## start INFORMATION SUPPLIED
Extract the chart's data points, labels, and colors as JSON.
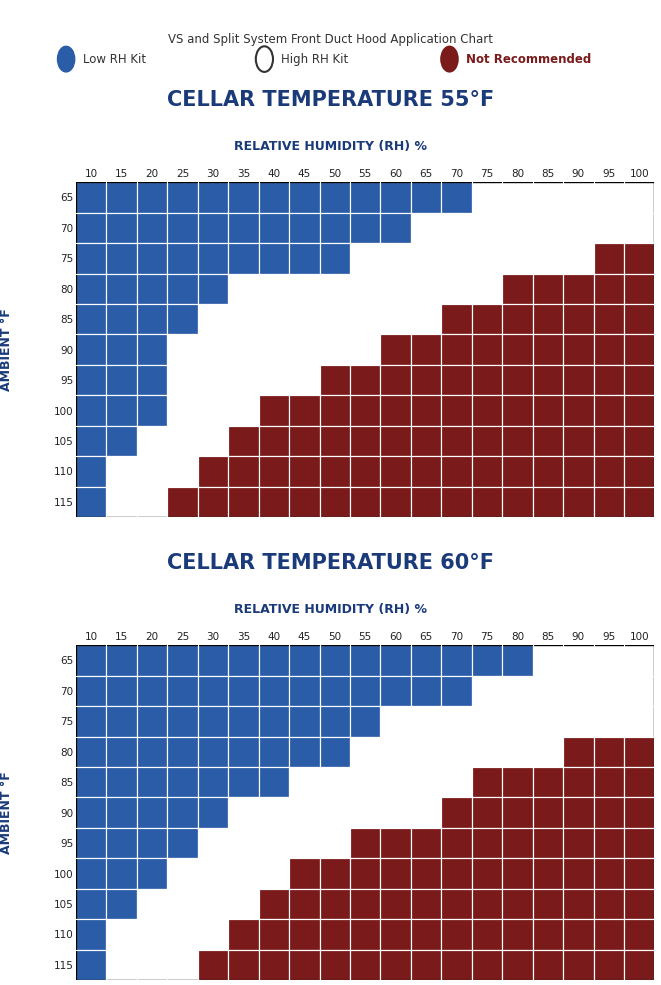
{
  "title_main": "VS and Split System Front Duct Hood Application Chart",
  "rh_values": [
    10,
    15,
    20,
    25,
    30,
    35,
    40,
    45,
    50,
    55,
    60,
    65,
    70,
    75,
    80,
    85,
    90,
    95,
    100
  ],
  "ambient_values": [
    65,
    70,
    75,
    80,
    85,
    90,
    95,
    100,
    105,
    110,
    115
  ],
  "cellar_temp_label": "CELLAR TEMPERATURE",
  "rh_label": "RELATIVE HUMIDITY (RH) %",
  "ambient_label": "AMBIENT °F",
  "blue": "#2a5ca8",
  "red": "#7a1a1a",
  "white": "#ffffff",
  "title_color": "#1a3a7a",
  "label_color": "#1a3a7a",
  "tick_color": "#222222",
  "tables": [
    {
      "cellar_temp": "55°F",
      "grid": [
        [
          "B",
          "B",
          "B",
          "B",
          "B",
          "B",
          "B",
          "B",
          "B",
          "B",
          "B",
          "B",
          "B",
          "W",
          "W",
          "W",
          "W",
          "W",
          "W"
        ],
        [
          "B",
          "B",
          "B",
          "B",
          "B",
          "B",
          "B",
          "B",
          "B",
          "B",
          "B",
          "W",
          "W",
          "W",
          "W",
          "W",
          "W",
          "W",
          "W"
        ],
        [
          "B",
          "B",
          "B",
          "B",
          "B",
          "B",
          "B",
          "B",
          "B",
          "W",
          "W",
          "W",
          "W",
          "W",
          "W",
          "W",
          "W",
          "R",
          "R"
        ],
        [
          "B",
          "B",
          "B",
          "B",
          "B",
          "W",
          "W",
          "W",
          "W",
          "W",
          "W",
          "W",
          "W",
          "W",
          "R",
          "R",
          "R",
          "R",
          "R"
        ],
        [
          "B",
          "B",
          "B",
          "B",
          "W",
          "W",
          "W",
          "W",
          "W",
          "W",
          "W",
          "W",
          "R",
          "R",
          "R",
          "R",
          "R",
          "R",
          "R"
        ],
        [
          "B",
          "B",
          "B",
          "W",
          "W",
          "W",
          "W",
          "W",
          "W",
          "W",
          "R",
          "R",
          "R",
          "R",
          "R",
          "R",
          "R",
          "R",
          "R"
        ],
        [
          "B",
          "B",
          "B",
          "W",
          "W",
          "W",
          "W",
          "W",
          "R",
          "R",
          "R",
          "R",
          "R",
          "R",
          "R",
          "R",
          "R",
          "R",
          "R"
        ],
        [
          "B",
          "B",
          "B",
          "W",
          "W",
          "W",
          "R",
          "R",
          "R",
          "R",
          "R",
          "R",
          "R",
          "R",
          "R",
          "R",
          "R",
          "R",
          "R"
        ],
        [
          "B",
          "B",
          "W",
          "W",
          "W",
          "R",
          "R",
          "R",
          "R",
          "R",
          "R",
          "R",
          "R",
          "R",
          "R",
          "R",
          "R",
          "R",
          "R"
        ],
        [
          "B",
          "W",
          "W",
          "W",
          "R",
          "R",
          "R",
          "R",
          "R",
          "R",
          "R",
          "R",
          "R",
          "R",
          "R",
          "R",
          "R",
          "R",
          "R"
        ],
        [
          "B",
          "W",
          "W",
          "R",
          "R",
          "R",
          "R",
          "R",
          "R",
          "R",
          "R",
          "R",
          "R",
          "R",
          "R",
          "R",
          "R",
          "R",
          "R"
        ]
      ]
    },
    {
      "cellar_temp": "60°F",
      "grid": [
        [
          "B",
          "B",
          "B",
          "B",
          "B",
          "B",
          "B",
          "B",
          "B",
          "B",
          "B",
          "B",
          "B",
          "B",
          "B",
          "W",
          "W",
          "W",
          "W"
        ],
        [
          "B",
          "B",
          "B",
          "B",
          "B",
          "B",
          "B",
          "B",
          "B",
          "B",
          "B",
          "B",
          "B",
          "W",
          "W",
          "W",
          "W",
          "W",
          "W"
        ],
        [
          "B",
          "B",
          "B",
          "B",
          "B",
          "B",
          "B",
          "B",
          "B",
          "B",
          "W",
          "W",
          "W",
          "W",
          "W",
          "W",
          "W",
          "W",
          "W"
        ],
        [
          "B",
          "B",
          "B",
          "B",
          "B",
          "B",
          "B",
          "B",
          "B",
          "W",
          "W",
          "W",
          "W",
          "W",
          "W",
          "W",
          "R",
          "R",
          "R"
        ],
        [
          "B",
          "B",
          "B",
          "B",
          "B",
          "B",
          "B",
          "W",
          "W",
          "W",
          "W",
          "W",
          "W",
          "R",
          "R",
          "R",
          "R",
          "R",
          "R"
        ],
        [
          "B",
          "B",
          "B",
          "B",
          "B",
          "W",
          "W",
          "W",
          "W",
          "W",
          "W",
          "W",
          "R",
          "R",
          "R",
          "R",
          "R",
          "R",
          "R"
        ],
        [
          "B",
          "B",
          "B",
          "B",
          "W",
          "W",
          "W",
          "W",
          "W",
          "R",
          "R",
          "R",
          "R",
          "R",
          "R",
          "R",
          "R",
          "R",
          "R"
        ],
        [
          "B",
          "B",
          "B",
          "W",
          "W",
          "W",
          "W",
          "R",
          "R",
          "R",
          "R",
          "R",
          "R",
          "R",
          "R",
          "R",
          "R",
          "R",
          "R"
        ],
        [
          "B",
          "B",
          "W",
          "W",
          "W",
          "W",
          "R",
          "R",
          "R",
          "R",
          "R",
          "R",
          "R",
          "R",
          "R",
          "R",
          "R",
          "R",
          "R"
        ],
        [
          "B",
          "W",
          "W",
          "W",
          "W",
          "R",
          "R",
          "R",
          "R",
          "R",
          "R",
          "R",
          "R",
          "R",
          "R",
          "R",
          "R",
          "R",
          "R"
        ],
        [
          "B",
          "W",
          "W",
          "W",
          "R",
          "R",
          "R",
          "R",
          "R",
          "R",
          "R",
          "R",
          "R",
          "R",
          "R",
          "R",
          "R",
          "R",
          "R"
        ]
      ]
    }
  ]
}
## end INFORMATION SUPPLIED
### EXERCISE
Reproduce each record from above exactly; pictures do not belong in the copy.

### ANSWER FOR THE TASK
Extract the chart's data points, labels, and colors as JSON.
{
  "title_main": "VS and Split System Front Duct Hood Application Chart",
  "rh_values": [
    10,
    15,
    20,
    25,
    30,
    35,
    40,
    45,
    50,
    55,
    60,
    65,
    70,
    75,
    80,
    85,
    90,
    95,
    100
  ],
  "ambient_values": [
    65,
    70,
    75,
    80,
    85,
    90,
    95,
    100,
    105,
    110,
    115
  ],
  "cellar_temp_label": "CELLAR TEMPERATURE",
  "rh_label": "RELATIVE HUMIDITY (RH) %",
  "ambient_label": "AMBIENT °F",
  "blue": "#2a5ca8",
  "red": "#7a1a1a",
  "white": "#ffffff",
  "title_color": "#1a3a7a",
  "label_color": "#1a3a7a",
  "tick_color": "#222222",
  "tables": [
    {
      "cellar_temp": "55°F",
      "grid": [
        [
          "B",
          "B",
          "B",
          "B",
          "B",
          "B",
          "B",
          "B",
          "B",
          "B",
          "B",
          "B",
          "B",
          "W",
          "W",
          "W",
          "W",
          "W",
          "W"
        ],
        [
          "B",
          "B",
          "B",
          "B",
          "B",
          "B",
          "B",
          "B",
          "B",
          "B",
          "B",
          "W",
          "W",
          "W",
          "W",
          "W",
          "W",
          "W",
          "W"
        ],
        [
          "B",
          "B",
          "B",
          "B",
          "B",
          "B",
          "B",
          "B",
          "B",
          "W",
          "W",
          "W",
          "W",
          "W",
          "W",
          "W",
          "W",
          "R",
          "R"
        ],
        [
          "B",
          "B",
          "B",
          "B",
          "B",
          "W",
          "W",
          "W",
          "W",
          "W",
          "W",
          "W",
          "W",
          "W",
          "R",
          "R",
          "R",
          "R",
          "R"
        ],
        [
          "B",
          "B",
          "B",
          "B",
          "W",
          "W",
          "W",
          "W",
          "W",
          "W",
          "W",
          "W",
          "R",
          "R",
          "R",
          "R",
          "R",
          "R",
          "R"
        ],
        [
          "B",
          "B",
          "B",
          "W",
          "W",
          "W",
          "W",
          "W",
          "W",
          "W",
          "R",
          "R",
          "R",
          "R",
          "R",
          "R",
          "R",
          "R",
          "R"
        ],
        [
          "B",
          "B",
          "B",
          "W",
          "W",
          "W",
          "W",
          "W",
          "R",
          "R",
          "R",
          "R",
          "R",
          "R",
          "R",
          "R",
          "R",
          "R",
          "R"
        ],
        [
          "B",
          "B",
          "B",
          "W",
          "W",
          "W",
          "R",
          "R",
          "R",
          "R",
          "R",
          "R",
          "R",
          "R",
          "R",
          "R",
          "R",
          "R",
          "R"
        ],
        [
          "B",
          "B",
          "W",
          "W",
          "W",
          "R",
          "R",
          "R",
          "R",
          "R",
          "R",
          "R",
          "R",
          "R",
          "R",
          "R",
          "R",
          "R",
          "R"
        ],
        [
          "B",
          "W",
          "W",
          "W",
          "R",
          "R",
          "R",
          "R",
          "R",
          "R",
          "R",
          "R",
          "R",
          "R",
          "R",
          "R",
          "R",
          "R",
          "R"
        ],
        [
          "B",
          "W",
          "W",
          "R",
          "R",
          "R",
          "R",
          "R",
          "R",
          "R",
          "R",
          "R",
          "R",
          "R",
          "R",
          "R",
          "R",
          "R",
          "R"
        ]
      ]
    },
    {
      "cellar_temp": "60°F",
      "grid": [
        [
          "B",
          "B",
          "B",
          "B",
          "B",
          "B",
          "B",
          "B",
          "B",
          "B",
          "B",
          "B",
          "B",
          "B",
          "B",
          "W",
          "W",
          "W",
          "W"
        ],
        [
          "B",
          "B",
          "B",
          "B",
          "B",
          "B",
          "B",
          "B",
          "B",
          "B",
          "B",
          "B",
          "B",
          "W",
          "W",
          "W",
          "W",
          "W",
          "W"
        ],
        [
          "B",
          "B",
          "B",
          "B",
          "B",
          "B",
          "B",
          "B",
          "B",
          "B",
          "W",
          "W",
          "W",
          "W",
          "W",
          "W",
          "W",
          "W",
          "W"
        ],
        [
          "B",
          "B",
          "B",
          "B",
          "B",
          "B",
          "B",
          "B",
          "B",
          "W",
          "W",
          "W",
          "W",
          "W",
          "W",
          "W",
          "R",
          "R",
          "R"
        ],
        [
          "B",
          "B",
          "B",
          "B",
          "B",
          "B",
          "B",
          "W",
          "W",
          "W",
          "W",
          "W",
          "W",
          "R",
          "R",
          "R",
          "R",
          "R",
          "R"
        ],
        [
          "B",
          "B",
          "B",
          "B",
          "B",
          "W",
          "W",
          "W",
          "W",
          "W",
          "W",
          "W",
          "R",
          "R",
          "R",
          "R",
          "R",
          "R",
          "R"
        ],
        [
          "B",
          "B",
          "B",
          "B",
          "W",
          "W",
          "W",
          "W",
          "W",
          "R",
          "R",
          "R",
          "R",
          "R",
          "R",
          "R",
          "R",
          "R",
          "R"
        ],
        [
          "B",
          "B",
          "B",
          "W",
          "W",
          "W",
          "W",
          "R",
          "R",
          "R",
          "R",
          "R",
          "R",
          "R",
          "R",
          "R",
          "R",
          "R",
          "R"
        ],
        [
          "B",
          "B",
          "W",
          "W",
          "W",
          "W",
          "R",
          "R",
          "R",
          "R",
          "R",
          "R",
          "R",
          "R",
          "R",
          "R",
          "R",
          "R",
          "R"
        ],
        [
          "B",
          "W",
          "W",
          "W",
          "W",
          "R",
          "R",
          "R",
          "R",
          "R",
          "R",
          "R",
          "R",
          "R",
          "R",
          "R",
          "R",
          "R",
          "R"
        ],
        [
          "B",
          "W",
          "W",
          "W",
          "R",
          "R",
          "R",
          "R",
          "R",
          "R",
          "R",
          "R",
          "R",
          "R",
          "R",
          "R",
          "R",
          "R",
          "R"
        ]
      ]
    }
  ]
}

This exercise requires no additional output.